DATA ROWS →
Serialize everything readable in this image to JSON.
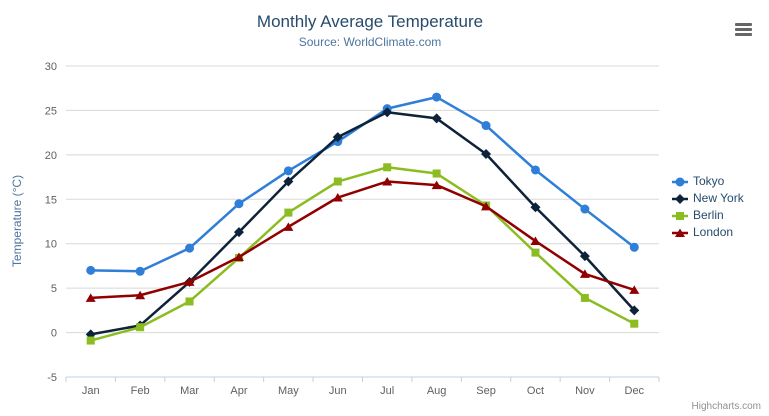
{
  "chart_data": {
    "type": "line",
    "title": "Monthly Average Temperature",
    "subtitle": "Source: WorldClimate.com",
    "xlabel": "",
    "ylabel": "Temperature (°C)",
    "categories": [
      "Jan",
      "Feb",
      "Mar",
      "Apr",
      "May",
      "Jun",
      "Jul",
      "Aug",
      "Sep",
      "Oct",
      "Nov",
      "Dec"
    ],
    "ylim": [
      -5,
      30
    ],
    "ytick_step": 5,
    "grid": "horizontal-only",
    "legend_position": "right",
    "series": [
      {
        "name": "Tokyo",
        "color": "#2f7ed8",
        "marker": "circle",
        "values": [
          7.0,
          6.9,
          9.5,
          14.5,
          18.2,
          21.5,
          25.2,
          26.5,
          23.3,
          18.3,
          13.9,
          9.6
        ]
      },
      {
        "name": "New York",
        "color": "#0d233a",
        "marker": "diamond",
        "values": [
          -0.2,
          0.8,
          5.7,
          11.3,
          17.0,
          22.0,
          24.8,
          24.1,
          20.1,
          14.1,
          8.6,
          2.5
        ]
      },
      {
        "name": "Berlin",
        "color": "#8bbc21",
        "marker": "square",
        "values": [
          -0.9,
          0.6,
          3.5,
          8.4,
          13.5,
          17.0,
          18.6,
          17.9,
          14.3,
          9.0,
          3.9,
          1.0
        ]
      },
      {
        "name": "London",
        "color": "#910000",
        "marker": "triangle",
        "values": [
          3.9,
          4.2,
          5.7,
          8.5,
          11.9,
          15.2,
          17.0,
          16.6,
          14.2,
          10.3,
          6.6,
          4.8
        ]
      }
    ]
  },
  "colors": {
    "title": "#274b6d",
    "subtitle": "#4d759e",
    "axis_labels": "#606060",
    "gridline": "#d8d8d8",
    "axis_line": "#c0d0e0"
  },
  "icons": {
    "export_menu": "hamburger-icon"
  },
  "credits": "Highcharts.com"
}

EXERCISE DESCRIPTION →
In the records above, locate every line with the string "name" and copy it.

WRITTEN SOLUTION →
        "name": "Tokyo",
        "name": "New York",
        "name": "Berlin",
        "name": "London",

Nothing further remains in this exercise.